==== Record set
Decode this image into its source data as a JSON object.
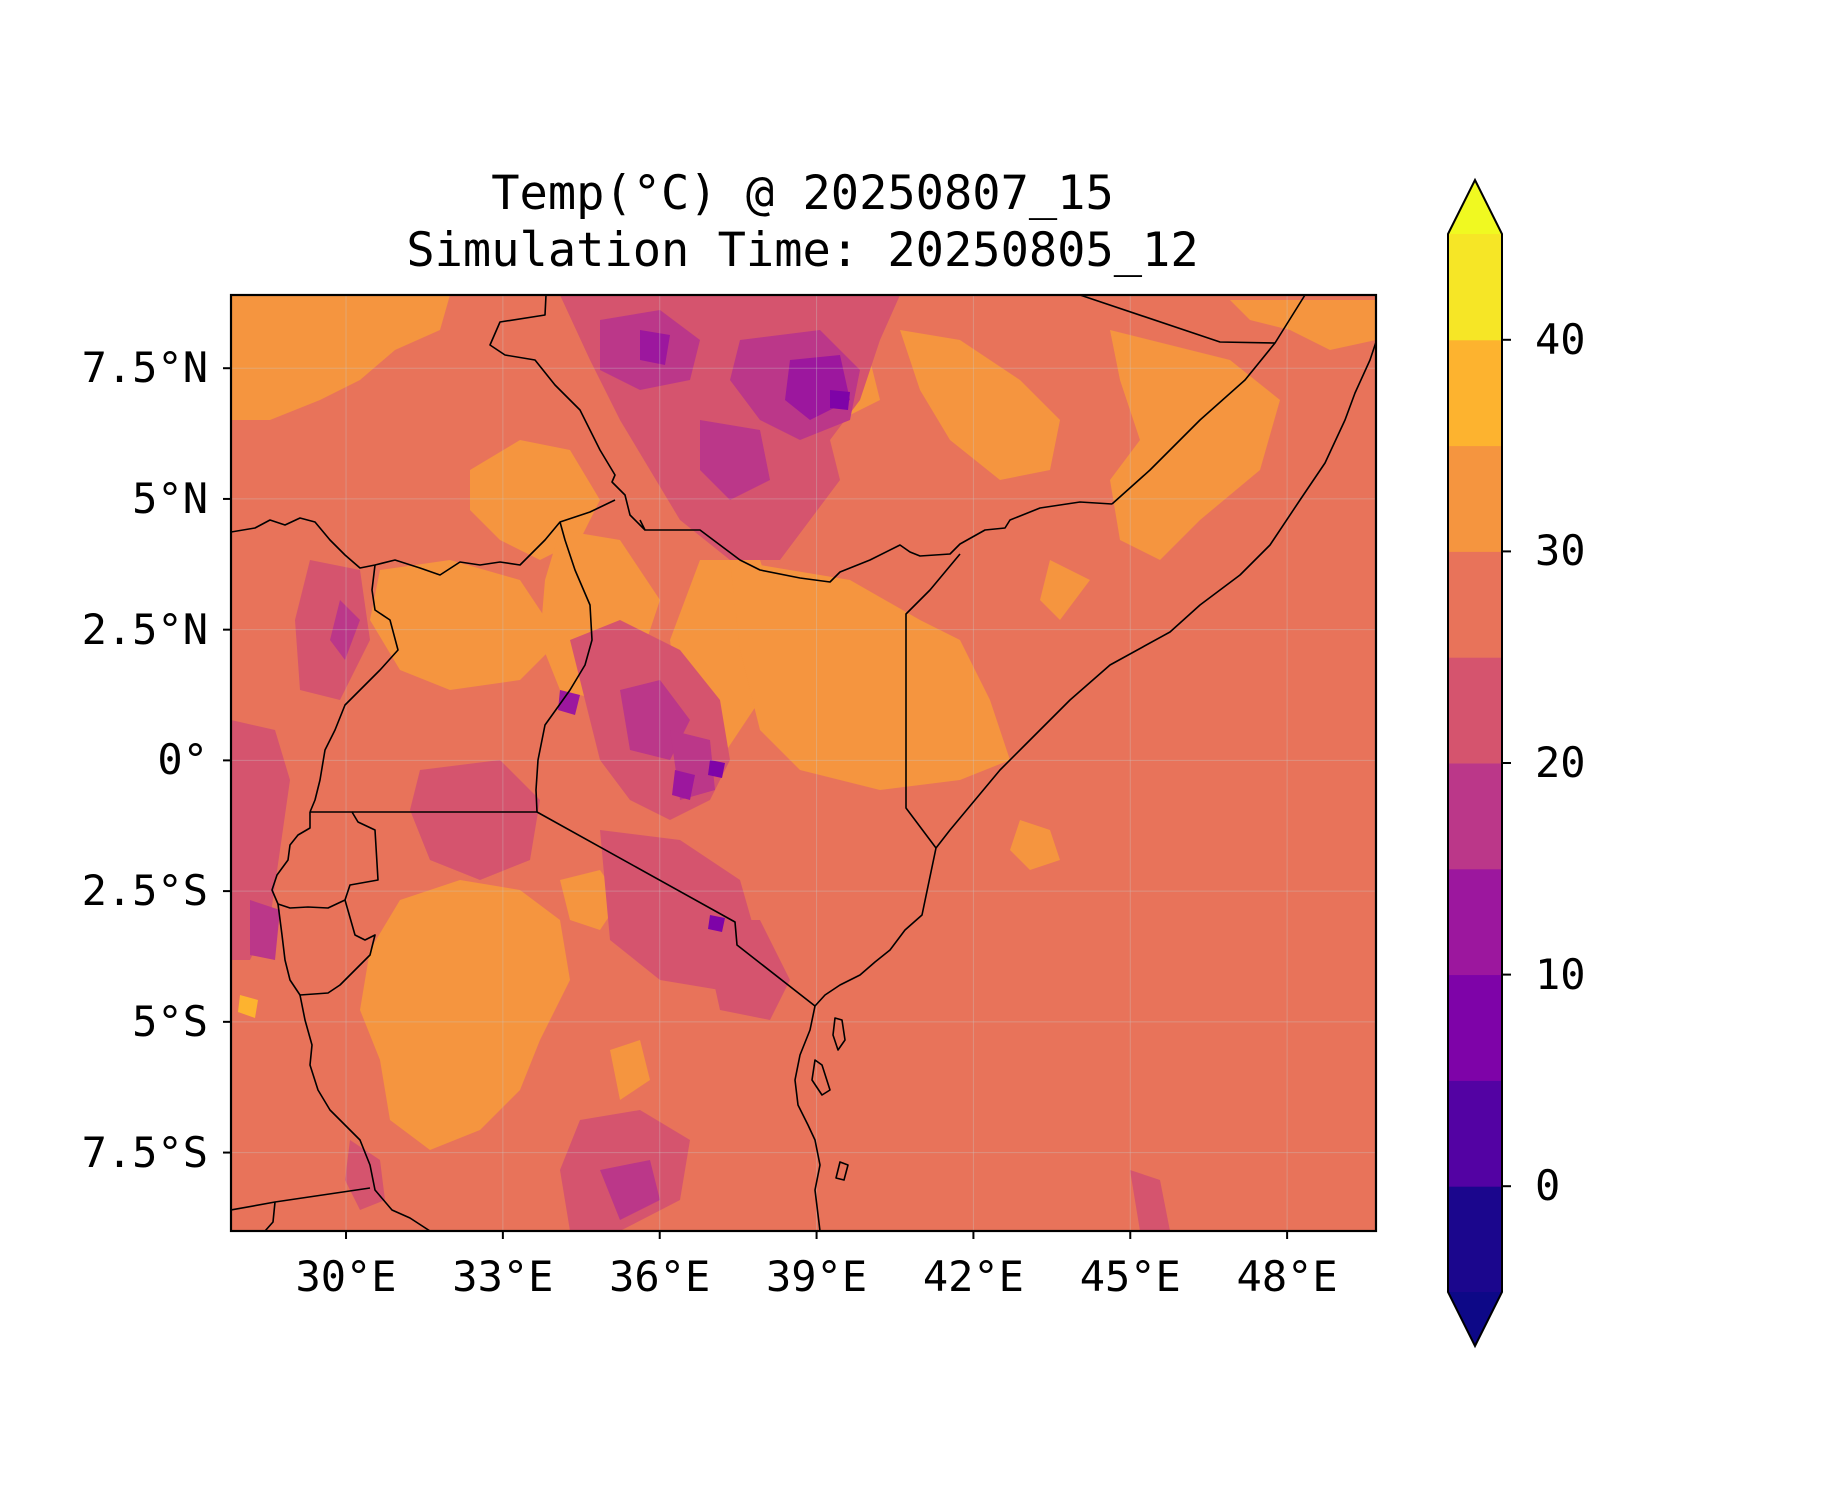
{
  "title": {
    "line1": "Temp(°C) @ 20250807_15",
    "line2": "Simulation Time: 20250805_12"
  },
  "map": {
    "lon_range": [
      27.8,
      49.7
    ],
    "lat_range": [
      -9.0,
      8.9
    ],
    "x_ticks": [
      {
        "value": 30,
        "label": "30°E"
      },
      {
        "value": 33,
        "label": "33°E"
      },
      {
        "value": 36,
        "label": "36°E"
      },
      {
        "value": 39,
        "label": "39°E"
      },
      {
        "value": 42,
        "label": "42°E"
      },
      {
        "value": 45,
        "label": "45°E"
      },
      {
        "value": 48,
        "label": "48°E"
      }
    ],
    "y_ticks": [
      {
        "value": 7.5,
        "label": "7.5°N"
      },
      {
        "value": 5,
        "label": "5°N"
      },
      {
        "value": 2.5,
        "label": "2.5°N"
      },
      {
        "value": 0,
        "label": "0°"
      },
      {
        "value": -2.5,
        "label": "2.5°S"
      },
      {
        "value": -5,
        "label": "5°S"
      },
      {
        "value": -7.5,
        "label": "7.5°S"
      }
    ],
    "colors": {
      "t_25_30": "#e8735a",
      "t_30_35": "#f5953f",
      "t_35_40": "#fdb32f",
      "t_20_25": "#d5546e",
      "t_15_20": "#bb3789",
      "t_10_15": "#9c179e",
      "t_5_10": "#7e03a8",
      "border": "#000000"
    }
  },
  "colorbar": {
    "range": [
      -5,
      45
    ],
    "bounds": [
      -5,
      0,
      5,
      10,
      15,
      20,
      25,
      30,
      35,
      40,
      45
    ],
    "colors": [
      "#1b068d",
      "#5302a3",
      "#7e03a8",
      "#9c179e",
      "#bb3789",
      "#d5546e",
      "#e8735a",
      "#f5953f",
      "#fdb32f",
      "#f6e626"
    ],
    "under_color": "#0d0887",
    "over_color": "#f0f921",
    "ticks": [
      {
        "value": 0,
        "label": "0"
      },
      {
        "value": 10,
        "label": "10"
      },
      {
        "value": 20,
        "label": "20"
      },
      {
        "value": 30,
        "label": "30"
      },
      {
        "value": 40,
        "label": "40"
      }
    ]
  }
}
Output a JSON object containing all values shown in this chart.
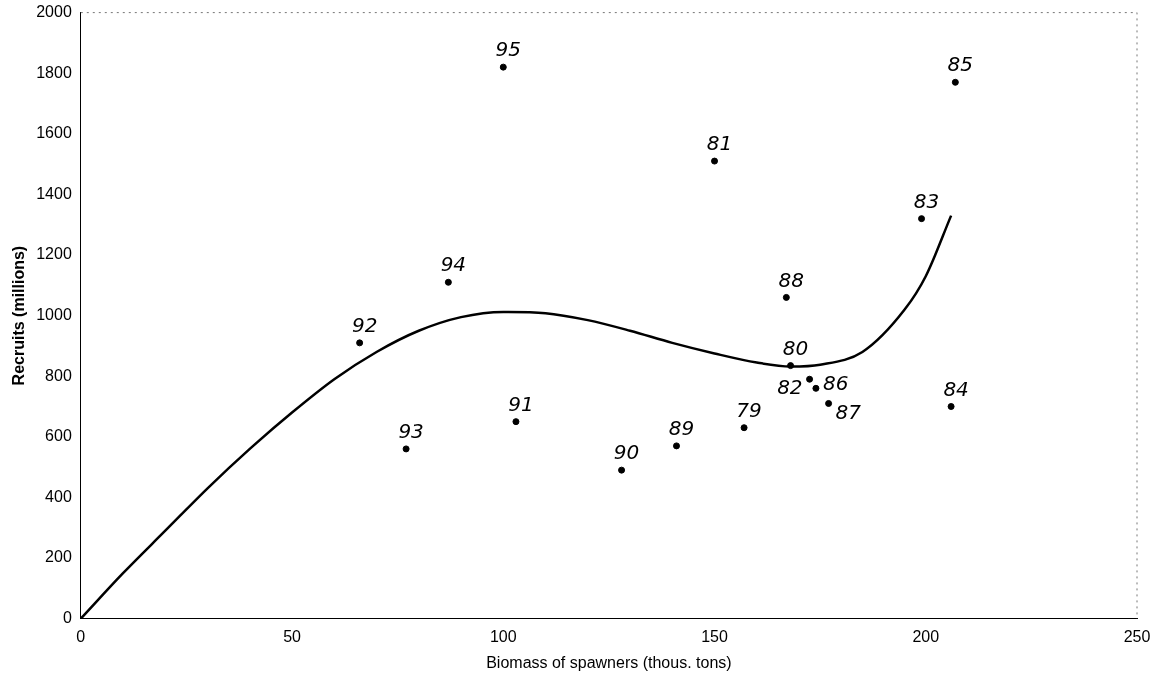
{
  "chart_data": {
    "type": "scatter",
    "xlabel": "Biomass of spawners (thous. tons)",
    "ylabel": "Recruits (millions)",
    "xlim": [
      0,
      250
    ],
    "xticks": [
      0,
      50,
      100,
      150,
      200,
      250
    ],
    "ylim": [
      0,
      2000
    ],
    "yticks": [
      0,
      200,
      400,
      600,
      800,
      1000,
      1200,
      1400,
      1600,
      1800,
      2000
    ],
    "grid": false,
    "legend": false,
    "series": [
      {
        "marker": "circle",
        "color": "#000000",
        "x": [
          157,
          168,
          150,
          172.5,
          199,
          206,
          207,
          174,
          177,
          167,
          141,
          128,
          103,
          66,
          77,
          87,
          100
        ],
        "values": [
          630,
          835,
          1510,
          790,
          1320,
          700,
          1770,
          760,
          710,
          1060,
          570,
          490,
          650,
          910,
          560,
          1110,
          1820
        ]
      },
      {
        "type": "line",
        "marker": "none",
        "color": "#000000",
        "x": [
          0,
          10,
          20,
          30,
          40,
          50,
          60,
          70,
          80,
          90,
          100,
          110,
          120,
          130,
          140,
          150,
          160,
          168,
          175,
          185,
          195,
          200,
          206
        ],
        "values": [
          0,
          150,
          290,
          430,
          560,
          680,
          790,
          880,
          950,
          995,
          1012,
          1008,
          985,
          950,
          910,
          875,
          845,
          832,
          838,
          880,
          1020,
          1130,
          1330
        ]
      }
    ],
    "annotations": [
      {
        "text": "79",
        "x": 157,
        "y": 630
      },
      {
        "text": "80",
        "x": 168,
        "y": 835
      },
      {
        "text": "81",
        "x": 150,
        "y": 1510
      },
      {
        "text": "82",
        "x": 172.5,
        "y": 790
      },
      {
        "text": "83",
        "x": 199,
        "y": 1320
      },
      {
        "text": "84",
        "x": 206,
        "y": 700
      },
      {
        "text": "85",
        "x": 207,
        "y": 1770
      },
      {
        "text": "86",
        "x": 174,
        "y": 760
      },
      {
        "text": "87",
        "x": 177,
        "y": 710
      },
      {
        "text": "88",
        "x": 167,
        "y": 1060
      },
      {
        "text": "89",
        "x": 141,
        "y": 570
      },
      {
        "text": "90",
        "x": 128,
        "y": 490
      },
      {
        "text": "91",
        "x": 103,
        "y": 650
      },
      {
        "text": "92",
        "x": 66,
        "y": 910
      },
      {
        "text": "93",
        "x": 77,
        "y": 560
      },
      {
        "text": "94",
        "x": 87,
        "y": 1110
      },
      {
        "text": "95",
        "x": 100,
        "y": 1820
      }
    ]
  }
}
========
### Task prompt
Write the records above out again exactly, with no pictures in your copy.

### Result for this exercise
Decode this image into its source data as a JSON object.
{
  "title": {
    "line1": "Temp(°C) @ 20250807_15",
    "line2": "Simulation Time: 20250805_12"
  },
  "map": {
    "lon_range": [
      27.8,
      49.7
    ],
    "lat_range": [
      -9.0,
      8.9
    ],
    "x_ticks": [
      {
        "value": 30,
        "label": "30°E"
      },
      {
        "value": 33,
        "label": "33°E"
      },
      {
        "value": 36,
        "label": "36°E"
      },
      {
        "value": 39,
        "label": "39°E"
      },
      {
        "value": 42,
        "label": "42°E"
      },
      {
        "value": 45,
        "label": "45°E"
      },
      {
        "value": 48,
        "label": "48°E"
      }
    ],
    "y_ticks": [
      {
        "value": 7.5,
        "label": "7.5°N"
      },
      {
        "value": 5,
        "label": "5°N"
      },
      {
        "value": 2.5,
        "label": "2.5°N"
      },
      {
        "value": 0,
        "label": "0°"
      },
      {
        "value": -2.5,
        "label": "2.5°S"
      },
      {
        "value": -5,
        "label": "5°S"
      },
      {
        "value": -7.5,
        "label": "7.5°S"
      }
    ],
    "colors": {
      "t_25_30": "#e8735a",
      "t_30_35": "#f5953f",
      "t_35_40": "#fdb32f",
      "t_20_25": "#d5546e",
      "t_15_20": "#bb3789",
      "t_10_15": "#9c179e",
      "t_5_10": "#7e03a8",
      "border": "#000000"
    }
  },
  "colorbar": {
    "range": [
      -5,
      45
    ],
    "bounds": [
      -5,
      0,
      5,
      10,
      15,
      20,
      25,
      30,
      35,
      40,
      45
    ],
    "colors": [
      "#1b068d",
      "#5302a3",
      "#7e03a8",
      "#9c179e",
      "#bb3789",
      "#d5546e",
      "#e8735a",
      "#f5953f",
      "#fdb32f",
      "#f6e626"
    ],
    "under_color": "#0d0887",
    "over_color": "#f0f921",
    "ticks": [
      {
        "value": 0,
        "label": "0"
      },
      {
        "value": 10,
        "label": "10"
      },
      {
        "value": 20,
        "label": "20"
      },
      {
        "value": 30,
        "label": "30"
      },
      {
        "value": 40,
        "label": "40"
      }
    ]
  }
}
Output a JSON object containing all values shown in this chart.
{
  "chart_data": {
    "type": "scatter",
    "xlabel": "Biomass of spawners (thous. tons)",
    "ylabel": "Recruits (millions)",
    "xlim": [
      0,
      250
    ],
    "xticks": [
      0,
      50,
      100,
      150,
      200,
      250
    ],
    "ylim": [
      0,
      2000
    ],
    "yticks": [
      0,
      200,
      400,
      600,
      800,
      1000,
      1200,
      1400,
      1600,
      1800,
      2000
    ],
    "grid": false,
    "legend": false,
    "series": [
      {
        "marker": "circle",
        "color": "#000000",
        "x": [
          157,
          168,
          150,
          172.5,
          199,
          206,
          207,
          174,
          177,
          167,
          141,
          128,
          103,
          66,
          77,
          87,
          100
        ],
        "values": [
          630,
          835,
          1510,
          790,
          1320,
          700,
          1770,
          760,
          710,
          1060,
          570,
          490,
          650,
          910,
          560,
          1110,
          1820
        ]
      },
      {
        "type": "line",
        "marker": "none",
        "color": "#000000",
        "x": [
          0,
          10,
          20,
          30,
          40,
          50,
          60,
          70,
          80,
          90,
          100,
          110,
          120,
          130,
          140,
          150,
          160,
          168,
          175,
          185,
          195,
          200,
          206
        ],
        "values": [
          0,
          150,
          290,
          430,
          560,
          680,
          790,
          880,
          950,
          995,
          1012,
          1008,
          985,
          950,
          910,
          875,
          845,
          832,
          838,
          880,
          1020,
          1130,
          1330
        ]
      }
    ],
    "annotations": [
      {
        "text": "79",
        "x": 157,
        "y": 630
      },
      {
        "text": "80",
        "x": 168,
        "y": 835
      },
      {
        "text": "81",
        "x": 150,
        "y": 1510
      },
      {
        "text": "82",
        "x": 172.5,
        "y": 790
      },
      {
        "text": "83",
        "x": 199,
        "y": 1320
      },
      {
        "text": "84",
        "x": 206,
        "y": 700
      },
      {
        "text": "85",
        "x": 207,
        "y": 1770
      },
      {
        "text": "86",
        "x": 174,
        "y": 760
      },
      {
        "text": "87",
        "x": 177,
        "y": 710
      },
      {
        "text": "88",
        "x": 167,
        "y": 1060
      },
      {
        "text": "89",
        "x": 141,
        "y": 570
      },
      {
        "text": "90",
        "x": 128,
        "y": 490
      },
      {
        "text": "91",
        "x": 103,
        "y": 650
      },
      {
        "text": "92",
        "x": 66,
        "y": 910
      },
      {
        "text": "93",
        "x": 77,
        "y": 560
      },
      {
        "text": "94",
        "x": 87,
        "y": 1110
      },
      {
        "text": "95",
        "x": 100,
        "y": 1820
      }
    ]
  }
}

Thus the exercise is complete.